◆ SHORT TASK: Give the data below again exactly as it stands. Omit the pictures.

◆ Records from a collection of figures:

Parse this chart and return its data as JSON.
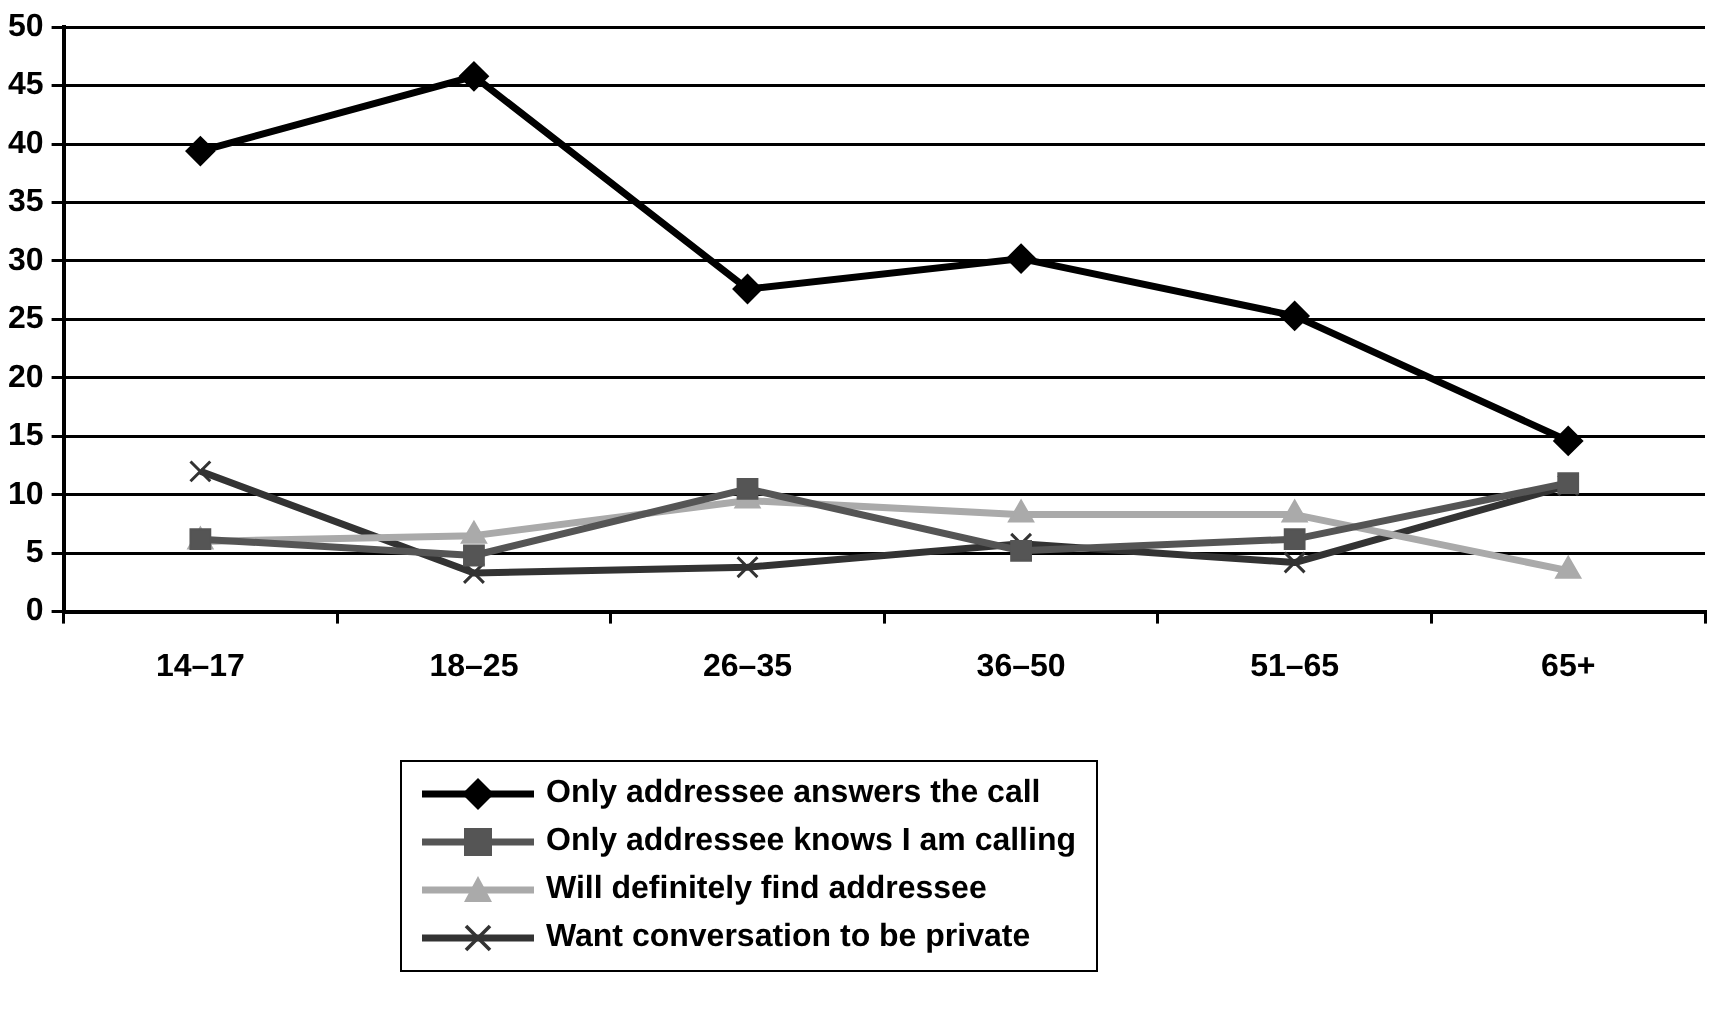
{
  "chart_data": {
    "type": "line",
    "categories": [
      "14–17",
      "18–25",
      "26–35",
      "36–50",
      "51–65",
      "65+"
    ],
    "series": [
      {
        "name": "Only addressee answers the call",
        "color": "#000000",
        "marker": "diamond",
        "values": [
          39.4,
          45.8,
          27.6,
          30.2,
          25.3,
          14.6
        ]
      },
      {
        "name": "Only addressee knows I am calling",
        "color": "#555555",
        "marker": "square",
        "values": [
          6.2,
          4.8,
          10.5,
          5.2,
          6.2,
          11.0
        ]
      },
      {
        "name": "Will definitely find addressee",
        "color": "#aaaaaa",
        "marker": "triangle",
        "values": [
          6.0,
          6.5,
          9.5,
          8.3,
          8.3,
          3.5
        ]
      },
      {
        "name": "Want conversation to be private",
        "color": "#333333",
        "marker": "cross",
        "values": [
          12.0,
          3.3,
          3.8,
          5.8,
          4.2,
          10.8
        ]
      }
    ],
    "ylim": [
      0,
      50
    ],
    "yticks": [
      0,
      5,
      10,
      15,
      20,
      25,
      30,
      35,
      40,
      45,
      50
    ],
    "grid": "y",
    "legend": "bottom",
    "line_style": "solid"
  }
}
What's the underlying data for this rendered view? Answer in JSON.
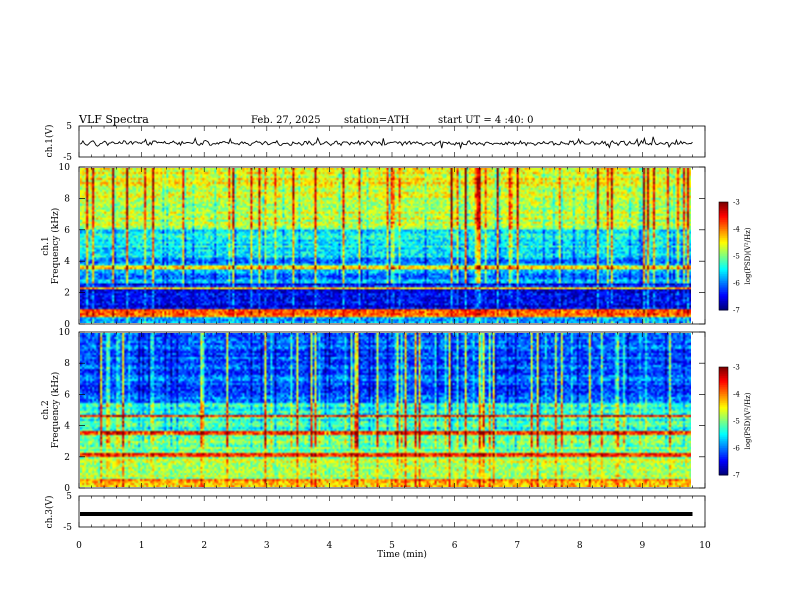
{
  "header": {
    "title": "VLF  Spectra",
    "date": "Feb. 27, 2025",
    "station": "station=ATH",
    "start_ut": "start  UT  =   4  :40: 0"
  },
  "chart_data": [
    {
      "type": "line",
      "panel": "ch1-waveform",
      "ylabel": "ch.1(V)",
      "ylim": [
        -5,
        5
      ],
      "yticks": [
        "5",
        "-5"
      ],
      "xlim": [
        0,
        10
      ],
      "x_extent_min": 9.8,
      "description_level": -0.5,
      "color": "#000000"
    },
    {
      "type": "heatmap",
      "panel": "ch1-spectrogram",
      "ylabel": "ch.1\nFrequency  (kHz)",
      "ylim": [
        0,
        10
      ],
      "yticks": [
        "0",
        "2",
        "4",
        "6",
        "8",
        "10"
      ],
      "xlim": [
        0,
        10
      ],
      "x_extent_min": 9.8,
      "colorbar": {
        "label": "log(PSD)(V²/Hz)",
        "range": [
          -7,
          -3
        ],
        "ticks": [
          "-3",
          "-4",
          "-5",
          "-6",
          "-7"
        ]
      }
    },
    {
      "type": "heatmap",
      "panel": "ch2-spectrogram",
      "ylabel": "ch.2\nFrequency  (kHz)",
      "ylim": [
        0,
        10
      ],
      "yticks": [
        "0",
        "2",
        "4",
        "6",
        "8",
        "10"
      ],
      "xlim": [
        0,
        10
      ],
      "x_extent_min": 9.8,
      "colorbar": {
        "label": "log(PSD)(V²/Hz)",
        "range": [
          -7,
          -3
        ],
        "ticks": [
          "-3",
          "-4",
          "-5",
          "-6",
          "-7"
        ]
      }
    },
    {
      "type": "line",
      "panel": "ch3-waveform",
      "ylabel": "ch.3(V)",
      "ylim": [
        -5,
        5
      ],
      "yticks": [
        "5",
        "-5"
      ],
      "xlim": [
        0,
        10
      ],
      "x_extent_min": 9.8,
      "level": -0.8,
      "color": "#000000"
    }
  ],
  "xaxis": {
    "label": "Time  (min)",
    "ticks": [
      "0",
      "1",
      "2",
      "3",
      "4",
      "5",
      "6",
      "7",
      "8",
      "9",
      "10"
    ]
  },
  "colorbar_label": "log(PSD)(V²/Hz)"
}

◆ CORRECT RESPONSE:
Parse this chart and return its data as JSON.
{
  "chart_data": {
    "type": "line",
    "categories": [
      "14–17",
      "18–25",
      "26–35",
      "36–50",
      "51–65",
      "65+"
    ],
    "series": [
      {
        "name": "Only addressee answers the call",
        "color": "#000000",
        "marker": "diamond",
        "values": [
          39.4,
          45.8,
          27.6,
          30.2,
          25.3,
          14.6
        ]
      },
      {
        "name": "Only addressee knows I am calling",
        "color": "#555555",
        "marker": "square",
        "values": [
          6.2,
          4.8,
          10.5,
          5.2,
          6.2,
          11.0
        ]
      },
      {
        "name": "Will definitely find addressee",
        "color": "#aaaaaa",
        "marker": "triangle",
        "values": [
          6.0,
          6.5,
          9.5,
          8.3,
          8.3,
          3.5
        ]
      },
      {
        "name": "Want conversation to be private",
        "color": "#333333",
        "marker": "cross",
        "values": [
          12.0,
          3.3,
          3.8,
          5.8,
          4.2,
          10.8
        ]
      }
    ],
    "ylim": [
      0,
      50
    ],
    "yticks": [
      0,
      5,
      10,
      15,
      20,
      25,
      30,
      35,
      40,
      45,
      50
    ],
    "grid": "y",
    "legend": "bottom",
    "line_style": "solid"
  }
}
What's the underlying data for this rendered view? Answer in JSON.
{
  "header": {
    "title": "VLF  Spectra",
    "date": "Feb. 27, 2025",
    "station": "station=ATH",
    "start_ut": "start  UT  =   4  :40: 0"
  },
  "chart_data": [
    {
      "type": "line",
      "panel": "ch1-waveform",
      "ylabel": "ch.1(V)",
      "ylim": [
        -5,
        5
      ],
      "yticks": [
        "5",
        "-5"
      ],
      "xlim": [
        0,
        10
      ],
      "x_extent_min": 9.8,
      "description_level": -0.5,
      "color": "#000000"
    },
    {
      "type": "heatmap",
      "panel": "ch1-spectrogram",
      "ylabel": "ch.1\nFrequency  (kHz)",
      "ylim": [
        0,
        10
      ],
      "yticks": [
        "0",
        "2",
        "4",
        "6",
        "8",
        "10"
      ],
      "xlim": [
        0,
        10
      ],
      "x_extent_min": 9.8,
      "colorbar": {
        "label": "log(PSD)(V²/Hz)",
        "range": [
          -7,
          -3
        ],
        "ticks": [
          "-3",
          "-4",
          "-5",
          "-6",
          "-7"
        ]
      }
    },
    {
      "type": "heatmap",
      "panel": "ch2-spectrogram",
      "ylabel": "ch.2\nFrequency  (kHz)",
      "ylim": [
        0,
        10
      ],
      "yticks": [
        "0",
        "2",
        "4",
        "6",
        "8",
        "10"
      ],
      "xlim": [
        0,
        10
      ],
      "x_extent_min": 9.8,
      "colorbar": {
        "label": "log(PSD)(V²/Hz)",
        "range": [
          -7,
          -3
        ],
        "ticks": [
          "-3",
          "-4",
          "-5",
          "-6",
          "-7"
        ]
      }
    },
    {
      "type": "line",
      "panel": "ch3-waveform",
      "ylabel": "ch.3(V)",
      "ylim": [
        -5,
        5
      ],
      "yticks": [
        "5",
        "-5"
      ],
      "xlim": [
        0,
        10
      ],
      "x_extent_min": 9.8,
      "level": -0.8,
      "color": "#000000"
    }
  ],
  "xaxis": {
    "label": "Time  (min)",
    "ticks": [
      "0",
      "1",
      "2",
      "3",
      "4",
      "5",
      "6",
      "7",
      "8",
      "9",
      "10"
    ]
  },
  "colorbar_label": "log(PSD)(V²/Hz)"
}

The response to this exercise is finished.